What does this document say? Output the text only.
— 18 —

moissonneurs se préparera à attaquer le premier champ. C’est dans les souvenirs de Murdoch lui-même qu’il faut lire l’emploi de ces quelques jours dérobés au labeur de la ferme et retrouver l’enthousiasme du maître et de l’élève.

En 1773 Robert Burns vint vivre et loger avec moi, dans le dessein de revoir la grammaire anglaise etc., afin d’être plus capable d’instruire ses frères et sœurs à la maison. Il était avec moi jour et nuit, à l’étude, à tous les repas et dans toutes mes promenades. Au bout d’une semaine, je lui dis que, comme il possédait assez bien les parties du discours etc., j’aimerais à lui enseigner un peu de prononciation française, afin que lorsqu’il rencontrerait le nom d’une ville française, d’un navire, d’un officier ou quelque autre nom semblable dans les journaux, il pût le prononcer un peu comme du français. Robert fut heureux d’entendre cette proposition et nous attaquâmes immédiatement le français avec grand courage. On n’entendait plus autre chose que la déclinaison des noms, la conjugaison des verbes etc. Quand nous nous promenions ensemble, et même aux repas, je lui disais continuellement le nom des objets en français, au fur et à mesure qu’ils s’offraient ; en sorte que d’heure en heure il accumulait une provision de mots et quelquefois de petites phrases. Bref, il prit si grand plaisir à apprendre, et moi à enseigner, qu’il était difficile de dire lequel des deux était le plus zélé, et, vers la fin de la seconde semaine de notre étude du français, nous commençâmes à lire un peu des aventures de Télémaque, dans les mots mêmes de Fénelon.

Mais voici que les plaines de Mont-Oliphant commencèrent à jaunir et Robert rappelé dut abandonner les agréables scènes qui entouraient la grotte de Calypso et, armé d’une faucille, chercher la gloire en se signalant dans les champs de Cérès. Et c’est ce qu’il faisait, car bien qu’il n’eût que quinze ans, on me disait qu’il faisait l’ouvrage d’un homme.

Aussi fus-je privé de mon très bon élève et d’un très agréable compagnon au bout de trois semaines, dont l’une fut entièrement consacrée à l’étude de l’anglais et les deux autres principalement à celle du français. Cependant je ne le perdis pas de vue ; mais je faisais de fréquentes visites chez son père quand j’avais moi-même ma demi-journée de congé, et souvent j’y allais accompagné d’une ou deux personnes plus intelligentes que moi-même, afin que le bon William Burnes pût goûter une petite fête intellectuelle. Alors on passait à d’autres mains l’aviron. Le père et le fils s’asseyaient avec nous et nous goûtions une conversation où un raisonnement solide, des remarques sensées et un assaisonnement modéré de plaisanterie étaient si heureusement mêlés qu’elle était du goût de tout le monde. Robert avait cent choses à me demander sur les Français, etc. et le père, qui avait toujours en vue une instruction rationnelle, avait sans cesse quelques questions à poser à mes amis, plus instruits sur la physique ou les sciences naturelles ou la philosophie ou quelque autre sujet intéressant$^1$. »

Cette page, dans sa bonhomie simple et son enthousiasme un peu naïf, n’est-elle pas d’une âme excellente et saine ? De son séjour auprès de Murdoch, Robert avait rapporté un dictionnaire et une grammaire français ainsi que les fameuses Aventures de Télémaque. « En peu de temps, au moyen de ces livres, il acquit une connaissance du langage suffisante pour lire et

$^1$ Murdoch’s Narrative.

• Stated exercise:
Output every entry shown above, exactly.

• Final answer:
What does this document say? Output the text only.
— 18 —

moissonneurs se préparera à attaquer le premier champ. C’est dans les souvenirs de Murdoch lui-même qu’il faut lire l’emploi de ces quelques jours dérobés au labeur de la ferme et retrouver l’enthousiasme du maître et de l’élève.

En 1773 Robert Burns vint vivre et loger avec moi, dans le dessein de revoir la grammaire anglaise etc., afin d’être plus capable d’instruire ses frères et sœurs à la maison. Il était avec moi jour et nuit, à l’étude, à tous les repas et dans toutes mes promenades. Au bout d’une semaine, je lui dis que, comme il possédait assez bien les parties du discours etc., j’aimerais à lui enseigner un peu de prononciation française, afin que lorsqu’il rencontrerait le nom d’une ville française, d’un navire, d’un officier ou quelque autre nom semblable dans les journaux, il pût le prononcer un peu comme du français. Robert fut heureux d’entendre cette proposition et nous attaquâmes immédiatement le français avec grand courage. On n’entendait plus autre chose que la déclinaison des noms, la conjugaison des verbes etc. Quand nous nous promenions ensemble, et même aux repas, je lui disais continuellement le nom des objets en français, au fur et à mesure qu’ils s’offraient ; en sorte que d’heure en heure il accumulait une provision de mots et quelquefois de petites phrases. Bref, il prit si grand plaisir à apprendre, et moi à enseigner, qu’il était difficile de dire lequel des deux était le plus zélé, et, vers la fin de la seconde semaine de notre étude du français, nous commençâmes à lire un peu des aventures de Télémaque, dans les mots mêmes de Fénelon.

Mais voici que les plaines de Mont-Oliphant commencèrent à jaunir et Robert rappelé dut abandonner les agréables scènes qui entouraient la grotte de Calypso et, armé d’une faucille, chercher la gloire en se signalant dans les champs de Cérès. Et c’est ce qu’il faisait, car bien qu’il n’eût que quinze ans, on me disait qu’il faisait l’ouvrage d’un homme.

Aussi fus-je privé de mon très bon élève et d’un très agréable compagnon au bout de trois semaines, dont l’une fut entièrement consacrée à l’étude de l’anglais et les deux autres principalement à celle du français. Cependant je ne le perdis pas de vue ; mais je faisais de fréquentes visites chez son père quand j’avais moi-même ma demi-journée de congé, et souvent j’y allais accompagné d’une ou deux personnes plus intelligentes que moi-même, afin que le bon William Burnes pût goûter une petite fête intellectuelle. Alors on passait à d’autres mains l’aviron. Le père et le fils s’asseyaient avec nous et nous goûtions une conversation où un raisonnement solide, des remarques sensées et un assaisonnement modéré de plaisanterie étaient si heureusement mêlés qu’elle était du goût de tout le monde. Robert avait cent choses à me demander sur les Français, etc. et le père, qui avait toujours en vue une instruction rationnelle, avait sans cesse quelques questions à poser à mes amis, plus instruits sur la physique ou les sciences naturelles ou la philosophie ou quelque autre sujet intéressant$^1$. »

Cette page, dans sa bonhomie simple et son enthousiasme un peu naïf, n’est-elle pas d’une âme excellente et saine ? De son séjour auprès de Murdoch, Robert avait rapporté un dictionnaire et une grammaire français ainsi que les fameuses Aventures de Télémaque. « En peu de temps, au moyen de ces livres, il acquit une connaissance du langage suffisante pour lire et

$^1$ Murdoch’s Narrative.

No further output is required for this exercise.